== What the task asks ==
Images embedded in the records are excluded; print everything else exactly as given.

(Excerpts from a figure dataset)

========

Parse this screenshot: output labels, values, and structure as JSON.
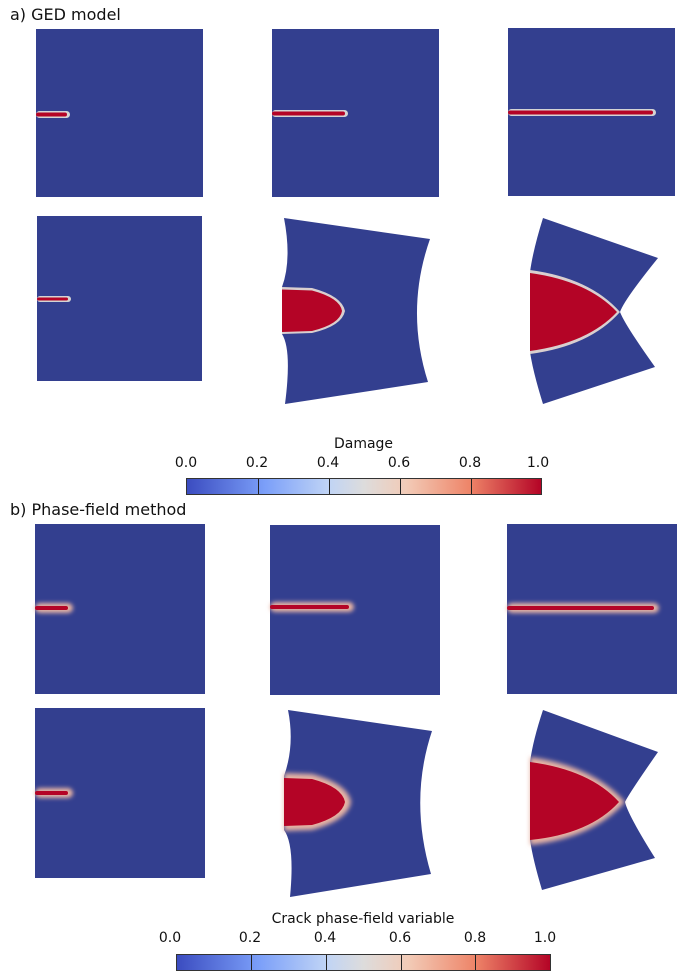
{
  "figure": {
    "section_a_title": "a) GED model",
    "section_b_title": "b) Phase-field method",
    "colorbar_a": {
      "title": "Damage",
      "ticks": [
        "0.0",
        "0.2",
        "0.4",
        "0.6",
        "0.8",
        "1.0"
      ],
      "range": [
        0.0,
        1.0
      ]
    },
    "colorbar_b": {
      "title": "Crack phase-field variable",
      "ticks": [
        "0.0",
        "0.2",
        "0.4",
        "0.6",
        "0.8",
        "1.0"
      ],
      "range": [
        0.0,
        1.0
      ]
    },
    "colors": {
      "background_field": "#333f8f",
      "crack_core": "#b40426",
      "crack_edge": "#d9d9d9"
    }
  }
}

========

== Exercise solution ==
Parse this screenshot: output labels, values, and structure as JSON.
{
  "figure": {
    "section_a_title": "a) GED model",
    "section_b_title": "b) Phase-field method",
    "colorbar_a": {
      "title": "Damage",
      "ticks": [
        "0.0",
        "0.2",
        "0.4",
        "0.6",
        "0.8",
        "1.0"
      ],
      "range": [
        0.0,
        1.0
      ]
    },
    "colorbar_b": {
      "title": "Crack phase-field variable",
      "ticks": [
        "0.0",
        "0.2",
        "0.4",
        "0.6",
        "0.8",
        "1.0"
      ],
      "range": [
        0.0,
        1.0
      ]
    },
    "colors": {
      "background_field": "#333f8f",
      "crack_core": "#b40426",
      "crack_edge": "#d9d9d9"
    }
  }
}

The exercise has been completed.